THE DATA
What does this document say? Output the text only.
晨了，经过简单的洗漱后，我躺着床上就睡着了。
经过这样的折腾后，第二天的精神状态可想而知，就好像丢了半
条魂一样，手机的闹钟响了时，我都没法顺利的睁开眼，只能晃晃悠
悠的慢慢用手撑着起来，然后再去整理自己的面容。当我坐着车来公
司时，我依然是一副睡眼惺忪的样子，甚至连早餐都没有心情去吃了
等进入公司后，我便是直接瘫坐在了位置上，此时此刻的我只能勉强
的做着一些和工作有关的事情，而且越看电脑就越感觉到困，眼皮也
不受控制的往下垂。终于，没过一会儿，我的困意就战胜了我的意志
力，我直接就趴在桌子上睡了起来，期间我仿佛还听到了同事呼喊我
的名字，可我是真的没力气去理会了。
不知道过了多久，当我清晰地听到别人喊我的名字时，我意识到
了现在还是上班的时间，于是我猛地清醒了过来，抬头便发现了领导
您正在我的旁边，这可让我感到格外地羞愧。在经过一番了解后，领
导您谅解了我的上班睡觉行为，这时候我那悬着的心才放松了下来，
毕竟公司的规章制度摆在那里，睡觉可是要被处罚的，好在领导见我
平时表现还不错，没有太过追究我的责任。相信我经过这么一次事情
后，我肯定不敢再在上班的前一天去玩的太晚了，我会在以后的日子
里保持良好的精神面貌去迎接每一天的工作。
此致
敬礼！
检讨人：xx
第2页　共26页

EXERCISE PROMPT
All of the material must be reproduced exactly.

EXERCISE OUTPUT
What does this document say? Output the text only.
晨了，经过简单的洗漱后，我躺着床上就睡着了。
经过这样的折腾后，第二天的精神状态可想而知，就好像丢了半
条魂一样，手机的闹钟响了时，我都没法顺利的睁开眼，只能晃晃悠
悠的慢慢用手撑着起来，然后再去整理自己的面容。当我坐着车来公
司时，我依然是一副睡眼惺忪的样子，甚至连早餐都没有心情去吃了
等进入公司后，我便是直接瘫坐在了位置上，此时此刻的我只能勉强
的做着一些和工作有关的事情，而且越看电脑就越感觉到困，眼皮也
不受控制的往下垂。终于，没过一会儿，我的困意就战胜了我的意志
力，我直接就趴在桌子上睡了起来，期间我仿佛还听到了同事呼喊我
的名字，可我是真的没力气去理会了。
不知道过了多久，当我清晰地听到别人喊我的名字时，我意识到
了现在还是上班的时间，于是我猛地清醒了过来，抬头便发现了领导
您正在我的旁边，这可让我感到格外地羞愧。在经过一番了解后，领
导您谅解了我的上班睡觉行为，这时候我那悬着的心才放松了下来，
毕竟公司的规章制度摆在那里，睡觉可是要被处罚的，好在领导见我
平时表现还不错，没有太过追究我的责任。相信我经过这么一次事情
后，我肯定不敢再在上班的前一天去玩的太晚了，我会在以后的日子
里保持良好的精神面貌去迎接每一天的工作。
此致
敬礼！
检讨人：xx
第2页　共26页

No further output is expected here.